(Records from a collection of figures)
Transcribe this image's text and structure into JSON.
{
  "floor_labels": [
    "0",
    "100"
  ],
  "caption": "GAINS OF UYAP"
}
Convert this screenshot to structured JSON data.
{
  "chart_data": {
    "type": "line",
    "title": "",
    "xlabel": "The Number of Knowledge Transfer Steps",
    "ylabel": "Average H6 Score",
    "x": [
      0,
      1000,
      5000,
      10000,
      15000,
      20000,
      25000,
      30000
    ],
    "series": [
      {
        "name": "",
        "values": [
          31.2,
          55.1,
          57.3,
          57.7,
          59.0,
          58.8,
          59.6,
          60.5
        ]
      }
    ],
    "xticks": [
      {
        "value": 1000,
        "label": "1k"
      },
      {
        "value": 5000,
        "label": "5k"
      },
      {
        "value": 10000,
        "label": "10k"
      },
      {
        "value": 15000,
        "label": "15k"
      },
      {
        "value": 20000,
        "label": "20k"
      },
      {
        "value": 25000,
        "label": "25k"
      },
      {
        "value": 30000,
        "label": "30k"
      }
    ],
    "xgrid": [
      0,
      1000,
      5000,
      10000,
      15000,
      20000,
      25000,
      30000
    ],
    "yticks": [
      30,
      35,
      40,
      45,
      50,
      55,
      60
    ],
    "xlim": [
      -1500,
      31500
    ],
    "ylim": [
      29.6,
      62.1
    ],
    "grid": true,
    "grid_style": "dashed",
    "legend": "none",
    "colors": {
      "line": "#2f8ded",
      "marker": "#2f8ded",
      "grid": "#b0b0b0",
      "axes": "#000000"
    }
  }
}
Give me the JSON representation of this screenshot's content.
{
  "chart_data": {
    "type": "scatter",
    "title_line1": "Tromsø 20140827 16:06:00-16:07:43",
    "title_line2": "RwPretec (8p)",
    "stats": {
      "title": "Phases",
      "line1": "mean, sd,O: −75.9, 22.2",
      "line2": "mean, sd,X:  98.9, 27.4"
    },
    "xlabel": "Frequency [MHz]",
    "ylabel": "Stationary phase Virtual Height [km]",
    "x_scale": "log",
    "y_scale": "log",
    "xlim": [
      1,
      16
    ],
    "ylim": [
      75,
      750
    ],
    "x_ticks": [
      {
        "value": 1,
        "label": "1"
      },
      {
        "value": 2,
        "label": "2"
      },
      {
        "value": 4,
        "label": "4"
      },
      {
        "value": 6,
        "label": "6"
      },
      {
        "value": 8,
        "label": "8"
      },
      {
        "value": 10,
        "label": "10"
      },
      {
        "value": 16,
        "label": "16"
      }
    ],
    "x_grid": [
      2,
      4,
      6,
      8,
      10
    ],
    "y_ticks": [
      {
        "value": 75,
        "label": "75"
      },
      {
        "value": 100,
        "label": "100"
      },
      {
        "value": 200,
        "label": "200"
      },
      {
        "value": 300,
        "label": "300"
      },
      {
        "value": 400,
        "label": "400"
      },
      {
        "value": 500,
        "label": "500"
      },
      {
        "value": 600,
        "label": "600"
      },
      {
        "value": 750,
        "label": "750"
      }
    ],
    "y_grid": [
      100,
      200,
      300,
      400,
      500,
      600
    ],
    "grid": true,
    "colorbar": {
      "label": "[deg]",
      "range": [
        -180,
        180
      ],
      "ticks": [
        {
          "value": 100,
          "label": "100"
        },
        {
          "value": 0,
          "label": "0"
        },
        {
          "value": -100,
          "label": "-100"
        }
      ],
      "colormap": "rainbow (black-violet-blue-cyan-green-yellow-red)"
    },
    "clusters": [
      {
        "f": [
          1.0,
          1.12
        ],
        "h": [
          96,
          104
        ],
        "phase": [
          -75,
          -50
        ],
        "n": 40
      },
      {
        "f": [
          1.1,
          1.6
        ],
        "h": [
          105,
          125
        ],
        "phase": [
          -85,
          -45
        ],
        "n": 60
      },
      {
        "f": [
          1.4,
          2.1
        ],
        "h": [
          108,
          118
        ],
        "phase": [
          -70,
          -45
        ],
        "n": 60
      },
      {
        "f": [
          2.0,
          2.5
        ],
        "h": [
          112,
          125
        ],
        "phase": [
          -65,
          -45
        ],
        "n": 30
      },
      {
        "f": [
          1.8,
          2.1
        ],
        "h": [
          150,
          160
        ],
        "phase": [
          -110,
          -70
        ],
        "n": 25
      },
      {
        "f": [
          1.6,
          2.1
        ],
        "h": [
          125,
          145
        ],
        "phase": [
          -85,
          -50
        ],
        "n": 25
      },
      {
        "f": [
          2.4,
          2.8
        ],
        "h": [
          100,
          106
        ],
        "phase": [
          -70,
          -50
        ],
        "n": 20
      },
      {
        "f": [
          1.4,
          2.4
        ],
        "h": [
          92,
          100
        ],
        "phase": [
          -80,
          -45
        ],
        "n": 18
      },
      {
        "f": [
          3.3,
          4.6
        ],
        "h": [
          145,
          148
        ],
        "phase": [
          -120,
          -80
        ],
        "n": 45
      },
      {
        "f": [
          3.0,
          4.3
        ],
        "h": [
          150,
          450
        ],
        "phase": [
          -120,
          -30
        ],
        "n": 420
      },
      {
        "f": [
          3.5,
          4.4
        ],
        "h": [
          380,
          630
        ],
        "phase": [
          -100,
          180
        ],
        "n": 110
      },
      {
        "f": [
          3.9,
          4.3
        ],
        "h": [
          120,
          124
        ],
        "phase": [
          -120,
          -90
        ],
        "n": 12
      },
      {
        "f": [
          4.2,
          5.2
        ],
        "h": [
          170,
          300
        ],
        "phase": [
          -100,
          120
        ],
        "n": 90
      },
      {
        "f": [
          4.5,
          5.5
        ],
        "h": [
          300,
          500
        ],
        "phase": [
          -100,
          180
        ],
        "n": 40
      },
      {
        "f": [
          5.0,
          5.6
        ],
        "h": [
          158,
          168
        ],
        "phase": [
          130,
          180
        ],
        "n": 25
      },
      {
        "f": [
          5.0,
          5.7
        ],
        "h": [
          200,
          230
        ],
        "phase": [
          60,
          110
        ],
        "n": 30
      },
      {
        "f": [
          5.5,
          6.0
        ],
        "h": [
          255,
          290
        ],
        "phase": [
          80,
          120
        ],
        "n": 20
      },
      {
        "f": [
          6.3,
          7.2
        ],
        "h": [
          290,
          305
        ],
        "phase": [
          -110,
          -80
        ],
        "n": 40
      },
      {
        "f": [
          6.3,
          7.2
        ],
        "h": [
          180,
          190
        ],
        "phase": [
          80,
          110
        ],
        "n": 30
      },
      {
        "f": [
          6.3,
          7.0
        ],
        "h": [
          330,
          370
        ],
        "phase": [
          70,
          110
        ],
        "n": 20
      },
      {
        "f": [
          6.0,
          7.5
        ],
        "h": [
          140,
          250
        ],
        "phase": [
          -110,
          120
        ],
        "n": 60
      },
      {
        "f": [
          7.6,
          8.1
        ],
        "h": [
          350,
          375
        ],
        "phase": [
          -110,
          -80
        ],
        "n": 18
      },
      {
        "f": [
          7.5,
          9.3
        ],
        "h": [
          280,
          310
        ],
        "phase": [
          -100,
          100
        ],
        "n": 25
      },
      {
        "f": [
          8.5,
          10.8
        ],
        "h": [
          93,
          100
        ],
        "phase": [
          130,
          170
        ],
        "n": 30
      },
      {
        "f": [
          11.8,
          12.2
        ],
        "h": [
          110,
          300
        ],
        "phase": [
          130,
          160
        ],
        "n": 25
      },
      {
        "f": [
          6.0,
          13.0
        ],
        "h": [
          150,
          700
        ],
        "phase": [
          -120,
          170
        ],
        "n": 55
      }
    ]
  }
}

**Your goal**
Repeat each of the entries above precisely as given.

**Answer in full**
Transcribe this image's text and structure into JSON.
{
  "floor_labels": [
    "0",
    "100"
  ],
  "caption": "GAINS OF UYAP"
}
Convert this screenshot to structured JSON data.
{
  "chart_data": {
    "type": "line",
    "title": "",
    "xlabel": "The Number of Knowledge Transfer Steps",
    "ylabel": "Average H6 Score",
    "x": [
      0,
      1000,
      5000,
      10000,
      15000,
      20000,
      25000,
      30000
    ],
    "series": [
      {
        "name": "",
        "values": [
          31.2,
          55.1,
          57.3,
          57.7,
          59.0,
          58.8,
          59.6,
          60.5
        ]
      }
    ],
    "xticks": [
      {
        "value": 1000,
        "label": "1k"
      },
      {
        "value": 5000,
        "label": "5k"
      },
      {
        "value": 10000,
        "label": "10k"
      },
      {
        "value": 15000,
        "label": "15k"
      },
      {
        "value": 20000,
        "label": "20k"
      },
      {
        "value": 25000,
        "label": "25k"
      },
      {
        "value": 30000,
        "label": "30k"
      }
    ],
    "xgrid": [
      0,
      1000,
      5000,
      10000,
      15000,
      20000,
      25000,
      30000
    ],
    "yticks": [
      30,
      35,
      40,
      45,
      50,
      55,
      60
    ],
    "xlim": [
      -1500,
      31500
    ],
    "ylim": [
      29.6,
      62.1
    ],
    "grid": true,
    "grid_style": "dashed",
    "legend": "none",
    "colors": {
      "line": "#2f8ded",
      "marker": "#2f8ded",
      "grid": "#b0b0b0",
      "axes": "#000000"
    }
  }
}
Give me the JSON representation of this screenshot's content.
{
  "chart_data": {
    "type": "scatter",
    "title_line1": "Tromsø 20140827 16:06:00-16:07:43",
    "title_line2": "RwPretec (8p)",
    "stats": {
      "title": "Phases",
      "line1": "mean, sd,O: −75.9, 22.2",
      "line2": "mean, sd,X:  98.9, 27.4"
    },
    "xlabel": "Frequency [MHz]",
    "ylabel": "Stationary phase Virtual Height [km]",
    "x_scale": "log",
    "y_scale": "log",
    "xlim": [
      1,
      16
    ],
    "ylim": [
      75,
      750
    ],
    "x_ticks": [
      {
        "value": 1,
        "label": "1"
      },
      {
        "value": 2,
        "label": "2"
      },
      {
        "value": 4,
        "label": "4"
      },
      {
        "value": 6,
        "label": "6"
      },
      {
        "value": 8,
        "label": "8"
      },
      {
        "value": 10,
        "label": "10"
      },
      {
        "value": 16,
        "label": "16"
      }
    ],
    "x_grid": [
      2,
      4,
      6,
      8,
      10
    ],
    "y_ticks": [
      {
        "value": 75,
        "label": "75"
      },
      {
        "value": 100,
        "label": "100"
      },
      {
        "value": 200,
        "label": "200"
      },
      {
        "value": 300,
        "label": "300"
      },
      {
        "value": 400,
        "label": "400"
      },
      {
        "value": 500,
        "label": "500"
      },
      {
        "value": 600,
        "label": "600"
      },
      {
        "value": 750,
        "label": "750"
      }
    ],
    "y_grid": [
      100,
      200,
      300,
      400,
      500,
      600
    ],
    "grid": true,
    "colorbar": {
      "label": "[deg]",
      "range": [
        -180,
        180
      ],
      "ticks": [
        {
          "value": 100,
          "label": "100"
        },
        {
          "value": 0,
          "label": "0"
        },
        {
          "value": -100,
          "label": "-100"
        }
      ],
      "colormap": "rainbow (black-violet-blue-cyan-green-yellow-red)"
    },
    "clusters": [
      {
        "f": [
          1.0,
          1.12
        ],
        "h": [
          96,
          104
        ],
        "phase": [
          -75,
          -50
        ],
        "n": 40
      },
      {
        "f": [
          1.1,
          1.6
        ],
        "h": [
          105,
          125
        ],
        "phase": [
          -85,
          -45
        ],
        "n": 60
      },
      {
        "f": [
          1.4,
          2.1
        ],
        "h": [
          108,
          118
        ],
        "phase": [
          -70,
          -45
        ],
        "n": 60
      },
      {
        "f": [
          2.0,
          2.5
        ],
        "h": [
          112,
          125
        ],
        "phase": [
          -65,
          -45
        ],
        "n": 30
      },
      {
        "f": [
          1.8,
          2.1
        ],
        "h": [
          150,
          160
        ],
        "phase": [
          -110,
          -70
        ],
        "n": 25
      },
      {
        "f": [
          1.6,
          2.1
        ],
        "h": [
          125,
          145
        ],
        "phase": [
          -85,
          -50
        ],
        "n": 25
      },
      {
        "f": [
          2.4,
          2.8
        ],
        "h": [
          100,
          106
        ],
        "phase": [
          -70,
          -50
        ],
        "n": 20
      },
      {
        "f": [
          1.4,
          2.4
        ],
        "h": [
          92,
          100
        ],
        "phase": [
          -80,
          -45
        ],
        "n": 18
      },
      {
        "f": [
          3.3,
          4.6
        ],
        "h": [
          145,
          148
        ],
        "phase": [
          -120,
          -80
        ],
        "n": 45
      },
      {
        "f": [
          3.0,
          4.3
        ],
        "h": [
          150,
          450
        ],
        "phase": [
          -120,
          -30
        ],
        "n": 420
      },
      {
        "f": [
          3.5,
          4.4
        ],
        "h": [
          380,
          630
        ],
        "phase": [
          -100,
          180
        ],
        "n": 110
      },
      {
        "f": [
          3.9,
          4.3
        ],
        "h": [
          120,
          124
        ],
        "phase": [
          -120,
          -90
        ],
        "n": 12
      },
      {
        "f": [
          4.2,
          5.2
        ],
        "h": [
          170,
          300
        ],
        "phase": [
          -100,
          120
        ],
        "n": 90
      },
      {
        "f": [
          4.5,
          5.5
        ],
        "h": [
          300,
          500
        ],
        "phase": [
          -100,
          180
        ],
        "n": 40
      },
      {
        "f": [
          5.0,
          5.6
        ],
        "h": [
          158,
          168
        ],
        "phase": [
          130,
          180
        ],
        "n": 25
      },
      {
        "f": [
          5.0,
          5.7
        ],
        "h": [
          200,
          230
        ],
        "phase": [
          60,
          110
        ],
        "n": 30
      },
      {
        "f": [
          5.5,
          6.0
        ],
        "h": [
          255,
          290
        ],
        "phase": [
          80,
          120
        ],
        "n": 20
      },
      {
        "f": [
          6.3,
          7.2
        ],
        "h": [
          290,
          305
        ],
        "phase": [
          -110,
          -80
        ],
        "n": 40
      },
      {
        "f": [
          6.3,
          7.2
        ],
        "h": [
          180,
          190
        ],
        "phase": [
          80,
          110
        ],
        "n": 30
      },
      {
        "f": [
          6.3,
          7.0
        ],
        "h": [
          330,
          370
        ],
        "phase": [
          70,
          110
        ],
        "n": 20
      },
      {
        "f": [
          6.0,
          7.5
        ],
        "h": [
          140,
          250
        ],
        "phase": [
          -110,
          120
        ],
        "n": 60
      },
      {
        "f": [
          7.6,
          8.1
        ],
        "h": [
          350,
          375
        ],
        "phase": [
          -110,
          -80
        ],
        "n": 18
      },
      {
        "f": [
          7.5,
          9.3
        ],
        "h": [
          280,
          310
        ],
        "phase": [
          -100,
          100
        ],
        "n": 25
      },
      {
        "f": [
          8.5,
          10.8
        ],
        "h": [
          93,
          100
        ],
        "phase": [
          130,
          170
        ],
        "n": 30
      },
      {
        "f": [
          11.8,
          12.2
        ],
        "h": [
          110,
          300
        ],
        "phase": [
          130,
          160
        ],
        "n": 25
      },
      {
        "f": [
          6.0,
          13.0
        ],
        "h": [
          150,
          700
        ],
        "phase": [
          -120,
          170
        ],
        "n": 55
      }
    ]
  }
}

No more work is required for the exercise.